Text block
He sent words to Flordeliza that he wanted to come back to her. She received him back and gently cared for him until he died.

The “other” woman came to the funeral. On seeing her, Flordeliza immediately went over to greet and embrace her, and to thank her for taking care of her husband for the past so many years.

The priest asked the people one question, whether they could do what Flordeliza did.

They all shook their heads and said vehemently, “No way.”

2. A Malaysian-Chinese woman and her no-good husband

Maggie, a Chinese lady who resides in a town in the Rajang River basin, Sarawak, had the misfortune of being married to a no-good husband. The man has been sleeping over at his mistress’s place every night and returning home in the morning only to bathe and change, leaving his dirty laundry to the wife.

Maggie was understandably bitter for the last twenty over years.

One day, the mistress phoned one of Maggie’s sons to say that her husband had died and asked the family to collect the body for burial. The body was brought home, but Maggie refused to have anything to do with the funeral arrangements, leaving everything to her grown up sons to handle.

On the day of the funeral, friends and relatives were amazed to see her sitting there, seeping her tea, evidently very pleased with herself and, as we Chinese would say, “shaking her legs”.

When people asked why she was beaming with joy instead of being mournful on a day like this, she said brightly, “You have no idea how relieved I am, now that he’s dead. In the past, I used to be tortured by sleepless nights, sitting up wondering what he was doing with that woman. Now, I am free. I can sleep in peace every night!”

3. A Korean woman with her no-good husband

Angela lives in Naju, Korea. She divorced her husband eighteen years earlier and had single-handedly been raising their two children ever since. We do not know how long they were married or even why they were divorced. But no one could fail to see the bitterness in her life ever since the divorce. This is what she wrote in her testimony:

  • No one will understand how many times I have cried or how much pain I had endured. Tears of blood have been flowing inside me. I was so resentful and decided to take revenge by earning as much money as possible and raising the children in the best possible way. I worked like an ox, even when I was sick. My mind was always sizzling with resentment and anger, unable to forgive. I was angry with the world and sometimes, even with God.

Stated exercise 1
In the stories about wives and their no-good husbands, who phoned one of Maggie's sons to say that her husband had died?
Stated exercise 2
Extend the stories about wives and their no-good husbands, picking up after Angela's last sentence.

Data rows
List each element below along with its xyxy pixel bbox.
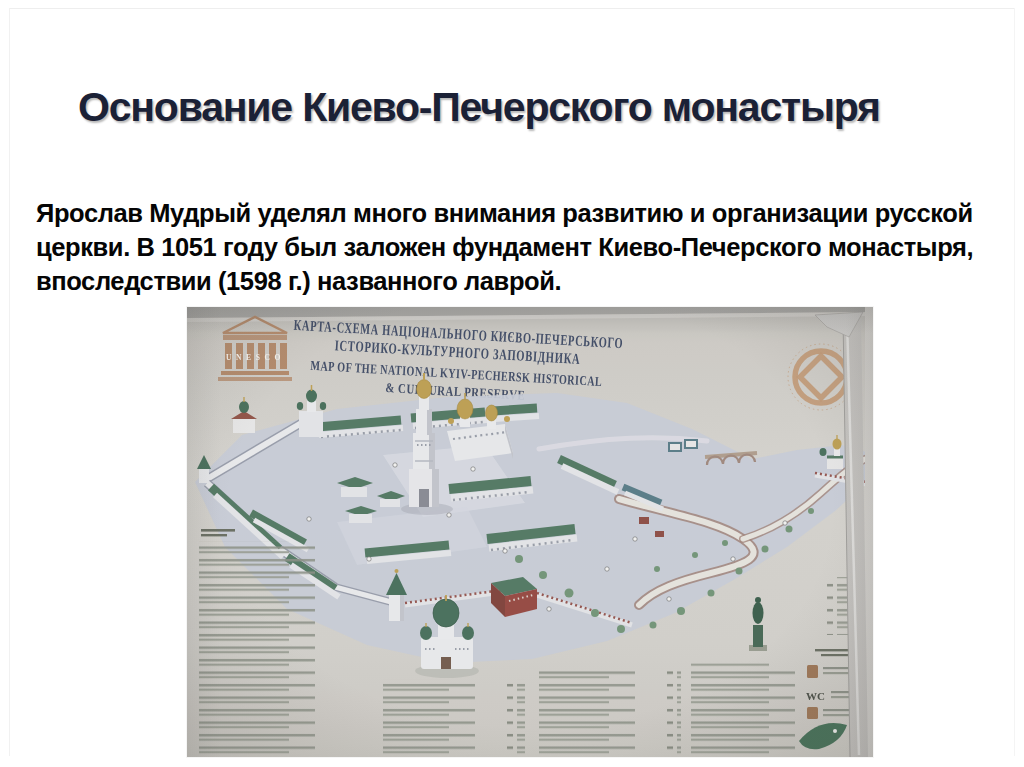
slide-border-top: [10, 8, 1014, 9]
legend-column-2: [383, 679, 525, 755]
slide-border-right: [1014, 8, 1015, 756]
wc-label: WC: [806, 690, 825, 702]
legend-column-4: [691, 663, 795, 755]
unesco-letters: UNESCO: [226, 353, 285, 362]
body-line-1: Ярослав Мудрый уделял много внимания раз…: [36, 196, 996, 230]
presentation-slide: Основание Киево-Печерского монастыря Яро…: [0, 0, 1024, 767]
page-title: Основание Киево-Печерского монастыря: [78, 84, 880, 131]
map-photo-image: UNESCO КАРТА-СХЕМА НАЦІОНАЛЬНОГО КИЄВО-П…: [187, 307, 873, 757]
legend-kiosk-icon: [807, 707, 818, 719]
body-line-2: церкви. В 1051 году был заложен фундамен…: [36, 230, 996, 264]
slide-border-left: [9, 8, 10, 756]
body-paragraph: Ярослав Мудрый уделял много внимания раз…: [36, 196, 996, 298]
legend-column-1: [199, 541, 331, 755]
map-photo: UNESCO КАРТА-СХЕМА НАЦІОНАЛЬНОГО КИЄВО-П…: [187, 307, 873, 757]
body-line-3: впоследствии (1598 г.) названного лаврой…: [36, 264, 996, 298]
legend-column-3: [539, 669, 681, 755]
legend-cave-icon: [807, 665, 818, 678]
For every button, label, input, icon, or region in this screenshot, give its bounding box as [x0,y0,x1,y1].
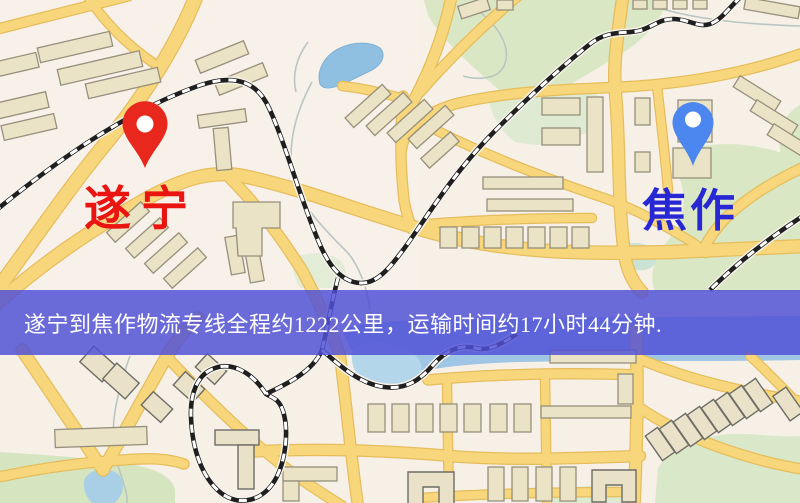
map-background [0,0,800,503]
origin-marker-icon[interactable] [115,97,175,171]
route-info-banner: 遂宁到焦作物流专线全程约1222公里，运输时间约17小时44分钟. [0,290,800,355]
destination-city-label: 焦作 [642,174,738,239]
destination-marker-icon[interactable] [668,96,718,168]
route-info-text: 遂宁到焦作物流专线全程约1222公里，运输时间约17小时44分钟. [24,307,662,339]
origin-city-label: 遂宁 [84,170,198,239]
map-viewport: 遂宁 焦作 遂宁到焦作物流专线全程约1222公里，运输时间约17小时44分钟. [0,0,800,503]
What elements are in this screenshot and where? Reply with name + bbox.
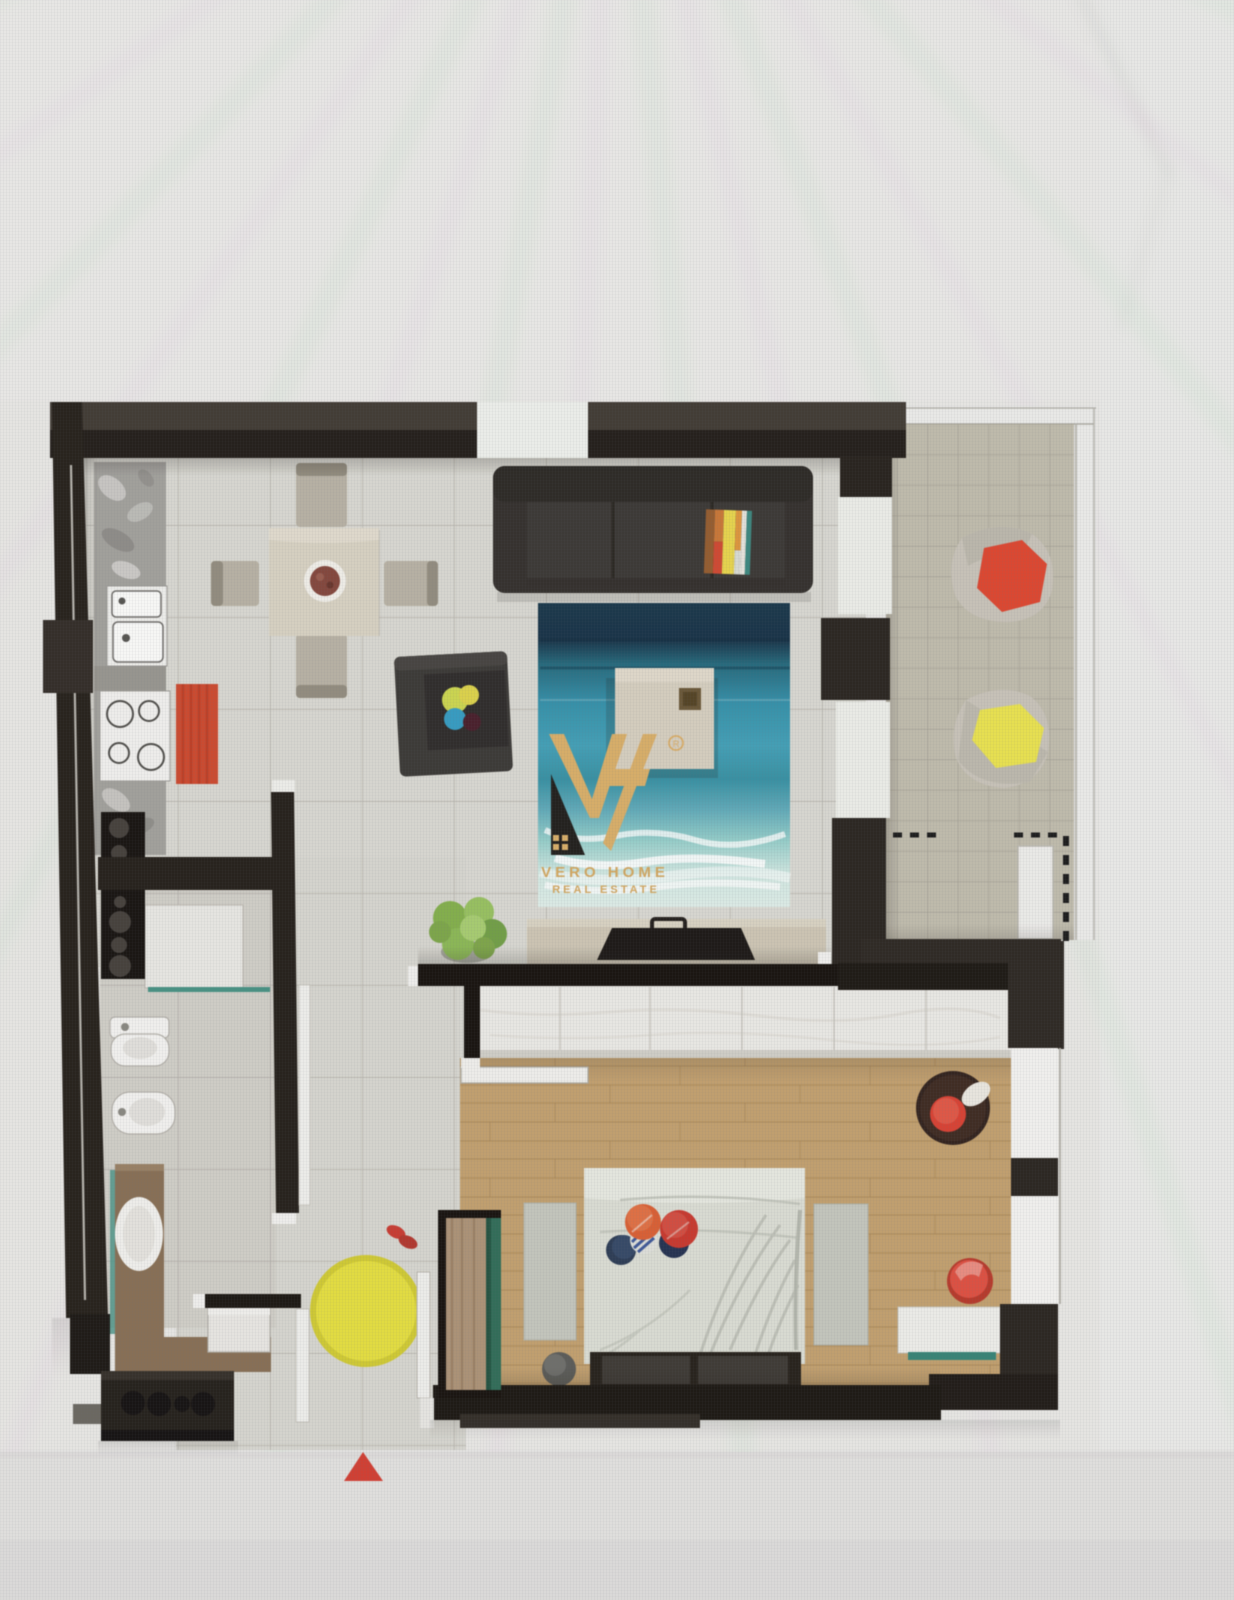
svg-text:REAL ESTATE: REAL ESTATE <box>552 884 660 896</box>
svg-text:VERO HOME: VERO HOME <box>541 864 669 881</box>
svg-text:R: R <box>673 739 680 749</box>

Exercise response 1
His mistress made the call.

Exercise response 2
In her own words, divorced for eighteen years and she was “still sizzling” with resentment and anger, unable to forgive. She had certainly suffered untold pain over the years. Yet, truly, she was a prisoner of her own misery, until one day in 1987 when she had a chance to visit a new chapel built in honour of our Blessed Lady in Naju. There, she heard Julia Kim who said she was only relaying the message of our Blessed Mother. Listen to that message:

  • Do not criticize or judge others, but convert your heart to God. Families are sick. Sanctify your family by loving one another. Never blame others, but always blame yourself only. Those who accept my message of love will experience a renewal of their souls.

On hearing this message, Angela was so completely shaken up that she burst out crying loudly and uncontrollably. Until that day, she was full of anger and always blaming everyone else. On hearing that message, she felt so ashamed before the Lord and the Blessed Mother. But she was making so much noise crying, that other people in the chapel had to tell her to control herself and keep the noise down.

With her conversion, Angela decided to do two things.

First, because people asked her to control the noise, she crawled out of the chapel and decided to clean the floor and every corner of the toilet.

The second thing she did was to forgive her husband for all the wrongs he had done her and to accept him back. She then went in search of him.

When she finally found him, he was lying in bed in a rented room, alone, and very sick. Not only was he bed-ridden, he was debt-ridden as well. As she approached her husband, Angela was momentarily overcome by anger – anger for eighteen years of suffering. But this anger was quickly overtaken by pity for that old fool, now desperately alone in his sick bed. She went over and touched him and said, “It’s time to go home.”

Imagine that – eighteen years of estrangement; eighteen years of suffering. After eighteen long years, Angela got her husband back. Her family was finally re-united, but not a day earlier than when she had decided from the bottom of her heart to forgive him.

What do you think about these three women and their real-life struggles in marriage and family life?

Copyright © Dr. Jeffrey & Angie Goh, September 2016. All rights reserved.

You are most welcome to respond to this post. Email your comments to jeffangiegoh@gmail.com. You can also be dialogue partners in this Ephphatha Coffee-Corner Ministry by sending us questions for discussion.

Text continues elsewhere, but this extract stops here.